> **Data for the task**:
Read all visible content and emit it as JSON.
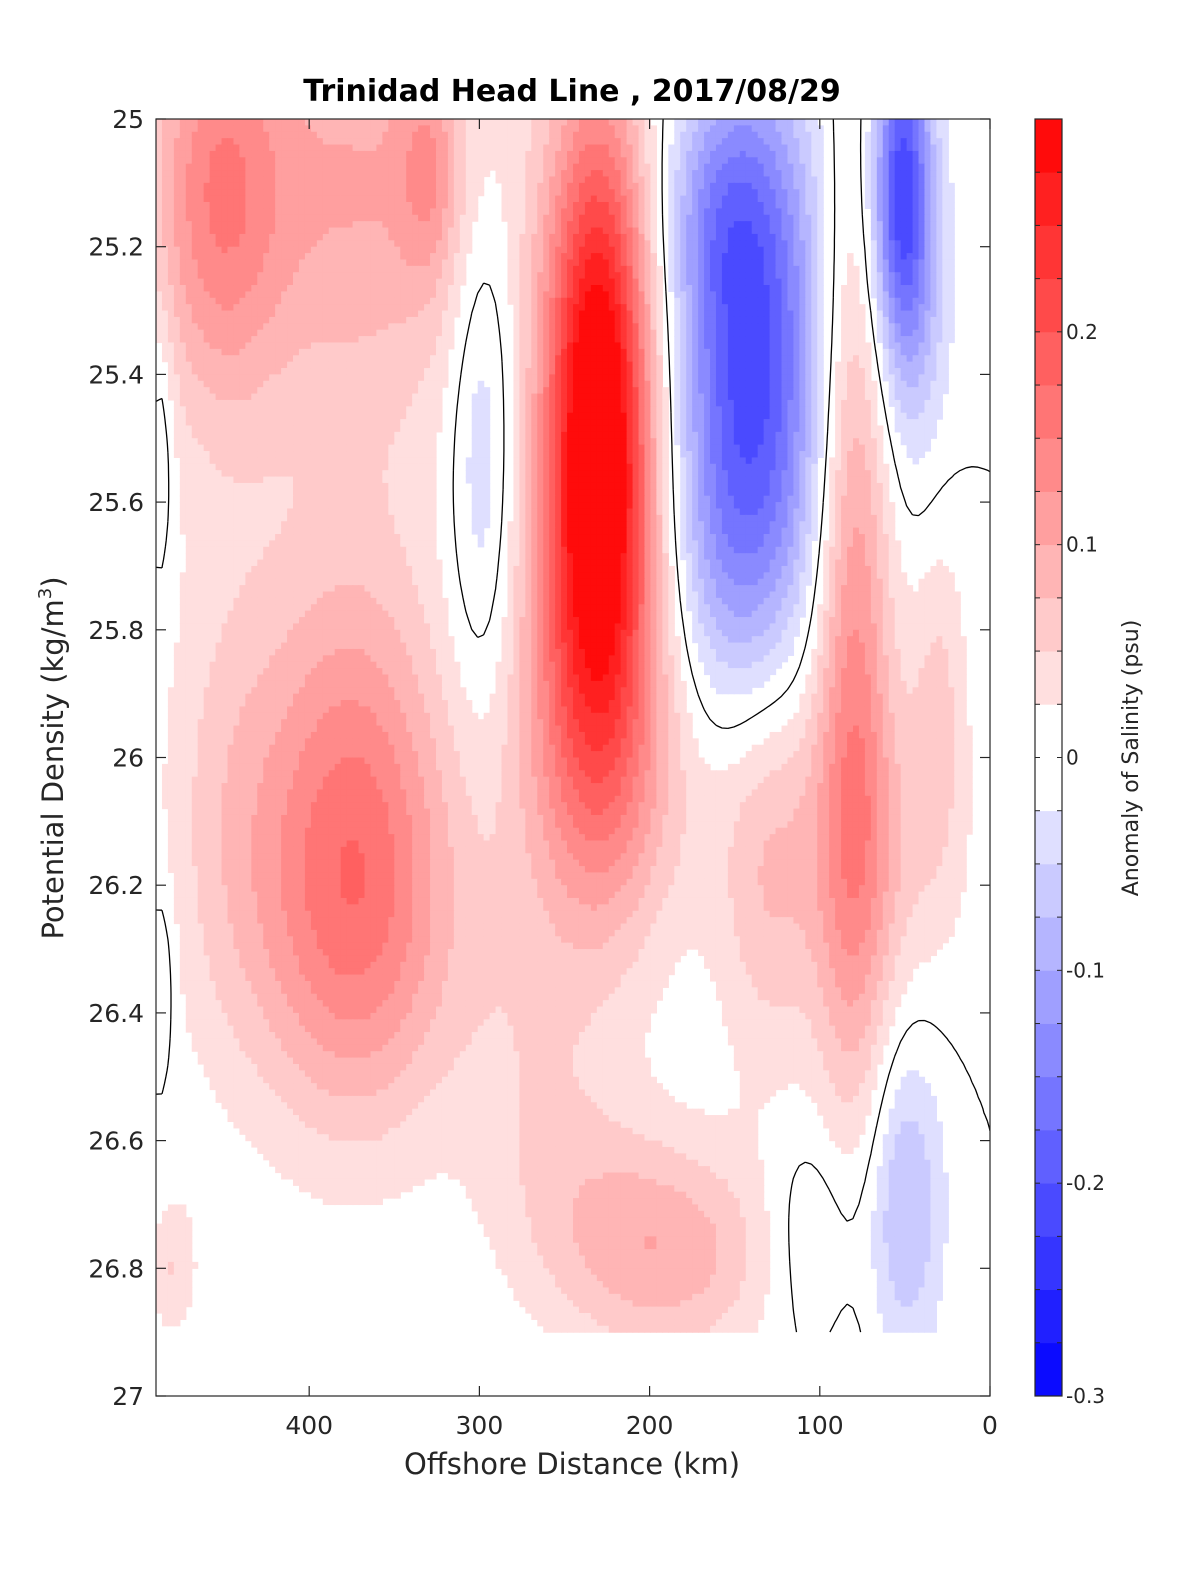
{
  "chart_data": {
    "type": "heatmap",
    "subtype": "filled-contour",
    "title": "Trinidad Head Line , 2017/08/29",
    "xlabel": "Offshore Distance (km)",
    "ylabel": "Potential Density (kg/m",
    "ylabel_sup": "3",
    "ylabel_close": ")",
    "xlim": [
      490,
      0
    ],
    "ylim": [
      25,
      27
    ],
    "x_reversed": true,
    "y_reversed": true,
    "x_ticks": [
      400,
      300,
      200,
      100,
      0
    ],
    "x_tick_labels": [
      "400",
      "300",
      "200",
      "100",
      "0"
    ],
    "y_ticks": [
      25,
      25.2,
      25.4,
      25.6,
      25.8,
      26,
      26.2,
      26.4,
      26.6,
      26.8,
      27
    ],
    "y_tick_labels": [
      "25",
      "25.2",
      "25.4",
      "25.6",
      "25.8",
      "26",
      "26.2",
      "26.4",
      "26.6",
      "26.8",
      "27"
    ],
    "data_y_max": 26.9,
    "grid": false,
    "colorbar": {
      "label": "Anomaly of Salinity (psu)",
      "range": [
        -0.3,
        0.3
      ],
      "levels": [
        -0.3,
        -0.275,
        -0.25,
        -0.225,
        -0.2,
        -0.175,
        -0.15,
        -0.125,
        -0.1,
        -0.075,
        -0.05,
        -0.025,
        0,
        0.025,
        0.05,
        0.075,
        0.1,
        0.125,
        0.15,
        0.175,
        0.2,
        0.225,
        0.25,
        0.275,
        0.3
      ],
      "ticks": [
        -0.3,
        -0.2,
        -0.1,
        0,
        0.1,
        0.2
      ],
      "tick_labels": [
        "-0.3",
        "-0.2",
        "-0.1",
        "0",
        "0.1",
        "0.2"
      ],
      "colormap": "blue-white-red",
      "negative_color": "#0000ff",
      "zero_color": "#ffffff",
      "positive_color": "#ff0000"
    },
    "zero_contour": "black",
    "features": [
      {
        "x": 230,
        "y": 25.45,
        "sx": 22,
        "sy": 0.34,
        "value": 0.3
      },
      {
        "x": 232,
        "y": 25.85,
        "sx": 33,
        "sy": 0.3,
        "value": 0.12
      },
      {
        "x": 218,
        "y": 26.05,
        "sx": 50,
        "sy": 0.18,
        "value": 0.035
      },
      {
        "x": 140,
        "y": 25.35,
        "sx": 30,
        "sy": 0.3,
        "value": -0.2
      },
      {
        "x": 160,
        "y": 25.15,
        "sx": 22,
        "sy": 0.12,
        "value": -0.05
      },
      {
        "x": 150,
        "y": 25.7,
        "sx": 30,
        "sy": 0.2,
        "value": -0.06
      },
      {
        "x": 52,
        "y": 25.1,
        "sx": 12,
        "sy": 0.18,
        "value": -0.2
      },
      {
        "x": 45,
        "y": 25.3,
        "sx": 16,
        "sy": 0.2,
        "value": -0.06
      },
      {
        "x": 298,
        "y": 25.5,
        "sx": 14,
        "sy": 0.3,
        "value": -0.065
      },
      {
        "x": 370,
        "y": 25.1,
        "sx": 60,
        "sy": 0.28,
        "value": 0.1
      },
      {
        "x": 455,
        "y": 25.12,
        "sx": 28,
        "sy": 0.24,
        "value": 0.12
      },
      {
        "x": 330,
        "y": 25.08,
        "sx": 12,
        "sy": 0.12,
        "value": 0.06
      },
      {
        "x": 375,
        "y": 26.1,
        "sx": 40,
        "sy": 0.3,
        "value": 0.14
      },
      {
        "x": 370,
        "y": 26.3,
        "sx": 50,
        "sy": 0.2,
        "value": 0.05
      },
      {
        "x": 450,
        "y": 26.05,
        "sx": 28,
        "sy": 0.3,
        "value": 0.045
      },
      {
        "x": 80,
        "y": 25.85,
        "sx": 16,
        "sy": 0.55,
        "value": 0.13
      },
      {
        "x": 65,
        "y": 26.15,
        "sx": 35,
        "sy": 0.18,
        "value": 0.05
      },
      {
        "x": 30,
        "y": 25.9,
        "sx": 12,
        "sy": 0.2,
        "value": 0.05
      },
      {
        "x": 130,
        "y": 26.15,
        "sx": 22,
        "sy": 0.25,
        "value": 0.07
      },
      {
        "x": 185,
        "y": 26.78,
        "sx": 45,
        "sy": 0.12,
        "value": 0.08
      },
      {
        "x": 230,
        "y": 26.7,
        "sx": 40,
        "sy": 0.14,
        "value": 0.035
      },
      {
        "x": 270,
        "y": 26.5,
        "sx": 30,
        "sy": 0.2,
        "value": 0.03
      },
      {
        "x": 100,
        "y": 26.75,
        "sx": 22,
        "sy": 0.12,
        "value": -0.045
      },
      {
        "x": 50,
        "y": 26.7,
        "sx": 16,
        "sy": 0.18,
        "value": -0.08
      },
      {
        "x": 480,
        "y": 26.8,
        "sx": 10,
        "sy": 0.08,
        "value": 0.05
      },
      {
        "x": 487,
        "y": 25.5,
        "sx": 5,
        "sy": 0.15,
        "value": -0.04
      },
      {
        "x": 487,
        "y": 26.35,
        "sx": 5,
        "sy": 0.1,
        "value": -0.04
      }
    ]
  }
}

* * *

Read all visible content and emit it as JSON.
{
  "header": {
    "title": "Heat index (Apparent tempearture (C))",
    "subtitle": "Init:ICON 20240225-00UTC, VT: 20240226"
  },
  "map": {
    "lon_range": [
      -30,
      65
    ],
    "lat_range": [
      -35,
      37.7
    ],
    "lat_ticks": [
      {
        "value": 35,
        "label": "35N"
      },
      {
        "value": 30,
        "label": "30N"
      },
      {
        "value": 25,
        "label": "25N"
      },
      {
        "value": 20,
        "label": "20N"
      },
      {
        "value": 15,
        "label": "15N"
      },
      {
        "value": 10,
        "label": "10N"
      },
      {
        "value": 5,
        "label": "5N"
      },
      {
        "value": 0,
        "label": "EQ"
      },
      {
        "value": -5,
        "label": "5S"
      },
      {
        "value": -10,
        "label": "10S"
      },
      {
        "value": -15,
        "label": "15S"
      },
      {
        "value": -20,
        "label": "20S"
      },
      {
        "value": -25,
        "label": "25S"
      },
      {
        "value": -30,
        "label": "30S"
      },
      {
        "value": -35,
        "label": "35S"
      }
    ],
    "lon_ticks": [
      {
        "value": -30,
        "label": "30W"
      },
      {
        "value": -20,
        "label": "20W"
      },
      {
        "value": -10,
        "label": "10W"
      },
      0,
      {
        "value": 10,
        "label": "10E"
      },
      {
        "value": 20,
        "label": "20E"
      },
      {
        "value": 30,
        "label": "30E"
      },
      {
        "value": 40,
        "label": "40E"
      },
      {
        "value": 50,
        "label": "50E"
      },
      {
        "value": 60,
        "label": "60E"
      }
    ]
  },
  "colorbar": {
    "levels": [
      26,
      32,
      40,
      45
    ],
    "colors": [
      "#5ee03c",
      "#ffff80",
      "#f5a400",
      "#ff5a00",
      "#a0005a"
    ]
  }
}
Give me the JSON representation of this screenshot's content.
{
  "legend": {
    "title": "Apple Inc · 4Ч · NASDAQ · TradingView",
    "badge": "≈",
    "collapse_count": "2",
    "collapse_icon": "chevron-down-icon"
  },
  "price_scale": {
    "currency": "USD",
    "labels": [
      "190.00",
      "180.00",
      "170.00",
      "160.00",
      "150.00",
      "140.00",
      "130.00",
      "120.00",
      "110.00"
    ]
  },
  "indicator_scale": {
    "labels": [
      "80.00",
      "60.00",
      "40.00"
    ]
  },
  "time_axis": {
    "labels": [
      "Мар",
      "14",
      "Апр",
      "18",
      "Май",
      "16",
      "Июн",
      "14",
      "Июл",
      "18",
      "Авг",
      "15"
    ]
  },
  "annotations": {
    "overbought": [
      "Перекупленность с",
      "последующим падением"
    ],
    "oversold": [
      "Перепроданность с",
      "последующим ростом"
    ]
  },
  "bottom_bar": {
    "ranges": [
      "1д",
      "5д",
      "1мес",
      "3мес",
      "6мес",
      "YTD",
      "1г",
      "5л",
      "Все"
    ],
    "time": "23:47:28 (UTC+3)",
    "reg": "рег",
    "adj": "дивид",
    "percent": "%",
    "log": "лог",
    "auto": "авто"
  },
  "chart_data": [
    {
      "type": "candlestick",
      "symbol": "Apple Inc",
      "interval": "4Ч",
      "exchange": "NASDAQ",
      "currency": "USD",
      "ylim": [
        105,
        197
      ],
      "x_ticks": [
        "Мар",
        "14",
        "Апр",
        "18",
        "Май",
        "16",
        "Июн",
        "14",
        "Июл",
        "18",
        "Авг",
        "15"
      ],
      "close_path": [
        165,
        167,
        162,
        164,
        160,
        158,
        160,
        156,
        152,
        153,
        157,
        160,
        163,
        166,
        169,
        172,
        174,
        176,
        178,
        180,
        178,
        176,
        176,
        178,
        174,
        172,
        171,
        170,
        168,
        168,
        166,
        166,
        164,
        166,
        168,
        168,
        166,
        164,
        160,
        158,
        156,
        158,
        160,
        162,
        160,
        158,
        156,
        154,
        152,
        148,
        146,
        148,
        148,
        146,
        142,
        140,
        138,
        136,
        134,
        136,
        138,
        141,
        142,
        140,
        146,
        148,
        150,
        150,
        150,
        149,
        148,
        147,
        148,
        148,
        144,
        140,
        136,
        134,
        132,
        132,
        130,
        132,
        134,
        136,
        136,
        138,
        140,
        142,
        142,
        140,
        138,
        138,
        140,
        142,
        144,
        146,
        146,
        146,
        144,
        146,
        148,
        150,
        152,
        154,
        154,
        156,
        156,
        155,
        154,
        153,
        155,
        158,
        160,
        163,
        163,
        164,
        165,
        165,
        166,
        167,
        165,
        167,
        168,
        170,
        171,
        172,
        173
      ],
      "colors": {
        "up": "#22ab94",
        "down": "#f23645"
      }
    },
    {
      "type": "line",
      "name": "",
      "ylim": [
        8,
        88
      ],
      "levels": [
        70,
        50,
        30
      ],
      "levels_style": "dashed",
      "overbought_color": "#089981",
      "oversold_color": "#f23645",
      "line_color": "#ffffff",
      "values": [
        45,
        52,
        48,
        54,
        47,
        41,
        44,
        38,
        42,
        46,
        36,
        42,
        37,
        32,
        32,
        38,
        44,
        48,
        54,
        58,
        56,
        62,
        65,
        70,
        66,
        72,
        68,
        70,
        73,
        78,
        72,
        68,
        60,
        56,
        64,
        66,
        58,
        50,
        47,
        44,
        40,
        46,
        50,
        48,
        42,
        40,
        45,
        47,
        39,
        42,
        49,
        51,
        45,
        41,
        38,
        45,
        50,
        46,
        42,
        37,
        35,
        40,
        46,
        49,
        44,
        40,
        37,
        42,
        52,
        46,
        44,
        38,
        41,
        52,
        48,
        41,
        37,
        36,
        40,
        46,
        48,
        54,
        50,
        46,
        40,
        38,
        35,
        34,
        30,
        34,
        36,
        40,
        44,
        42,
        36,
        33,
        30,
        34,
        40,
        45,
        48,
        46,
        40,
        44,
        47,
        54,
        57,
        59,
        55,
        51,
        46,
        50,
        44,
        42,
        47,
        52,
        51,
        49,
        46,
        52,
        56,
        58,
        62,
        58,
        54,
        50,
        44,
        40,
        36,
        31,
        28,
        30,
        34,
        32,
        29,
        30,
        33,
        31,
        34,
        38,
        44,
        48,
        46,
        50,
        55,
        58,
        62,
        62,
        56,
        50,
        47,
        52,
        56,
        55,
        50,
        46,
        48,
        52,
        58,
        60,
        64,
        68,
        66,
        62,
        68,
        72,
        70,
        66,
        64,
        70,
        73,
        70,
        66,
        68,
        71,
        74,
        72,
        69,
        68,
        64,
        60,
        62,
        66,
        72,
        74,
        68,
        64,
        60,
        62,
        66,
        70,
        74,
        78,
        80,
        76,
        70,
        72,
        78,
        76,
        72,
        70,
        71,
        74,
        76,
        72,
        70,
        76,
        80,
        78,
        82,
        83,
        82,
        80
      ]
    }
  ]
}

> **Set task**: Pull every line containing the word "ffffff" out of the entries above.

> **Result**:
      "zero_color": "#ffffff",
      "line_color": "#ffffff",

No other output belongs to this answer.